**Your instructions**. Repeat all of the material below exactly as written, images excluded.

(Records)
===
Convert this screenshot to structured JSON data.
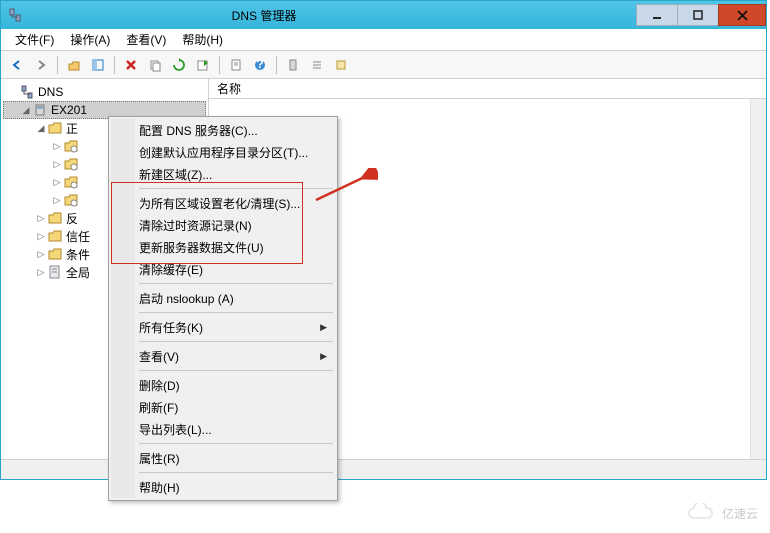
{
  "window": {
    "title": "DNS 管理器"
  },
  "menubar": {
    "file": "文件(F)",
    "action": "操作(A)",
    "view": "查看(V)",
    "help": "帮助(H)"
  },
  "list": {
    "header_name": "名称"
  },
  "tree": {
    "root": "DNS",
    "server": "EX201",
    "forward": "正",
    "sub_items": [
      "",
      "",
      "",
      ""
    ],
    "reverse": "反",
    "trust": "信任",
    "condition": "条件",
    "global": "全局"
  },
  "context_menu": {
    "configure_dns": "配置 DNS 服务器(C)...",
    "create_default_partition": "创建默认应用程序目录分区(T)...",
    "new_zone": "新建区域(Z)...",
    "aging_scavenging": "为所有区域设置老化/清理(S)...",
    "clear_stale": "清除过时资源记录(N)",
    "update_server_data": "更新服务器数据文件(U)",
    "clear_cache": "清除缓存(E)",
    "nslookup": "启动 nslookup (A)",
    "all_tasks": "所有任务(K)",
    "view": "查看(V)",
    "delete": "删除(D)",
    "refresh": "刷新(F)",
    "export_list": "导出列表(L)...",
    "properties": "属性(R)",
    "help": "帮助(H)"
  },
  "watermark": {
    "text": "亿速云"
  }
}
===
**Response below**.
Convert this screenshot to structured JSON data.
{
  "window": {
    "title": "DNS 管理器"
  },
  "menubar": {
    "file": "文件(F)",
    "action": "操作(A)",
    "view": "查看(V)",
    "help": "帮助(H)"
  },
  "list": {
    "header_name": "名称"
  },
  "tree": {
    "root": "DNS",
    "server": "EX201",
    "forward": "正",
    "sub_items": [
      "",
      "",
      "",
      ""
    ],
    "reverse": "反",
    "trust": "信任",
    "condition": "条件",
    "global": "全局"
  },
  "context_menu": {
    "configure_dns": "配置 DNS 服务器(C)...",
    "create_default_partition": "创建默认应用程序目录分区(T)...",
    "new_zone": "新建区域(Z)...",
    "aging_scavenging": "为所有区域设置老化/清理(S)...",
    "clear_stale": "清除过时资源记录(N)",
    "update_server_data": "更新服务器数据文件(U)",
    "clear_cache": "清除缓存(E)",
    "nslookup": "启动 nslookup (A)",
    "all_tasks": "所有任务(K)",
    "view": "查看(V)",
    "delete": "删除(D)",
    "refresh": "刷新(F)",
    "export_list": "导出列表(L)...",
    "properties": "属性(R)",
    "help": "帮助(H)"
  },
  "watermark": {
    "text": "亿速云"
  }
}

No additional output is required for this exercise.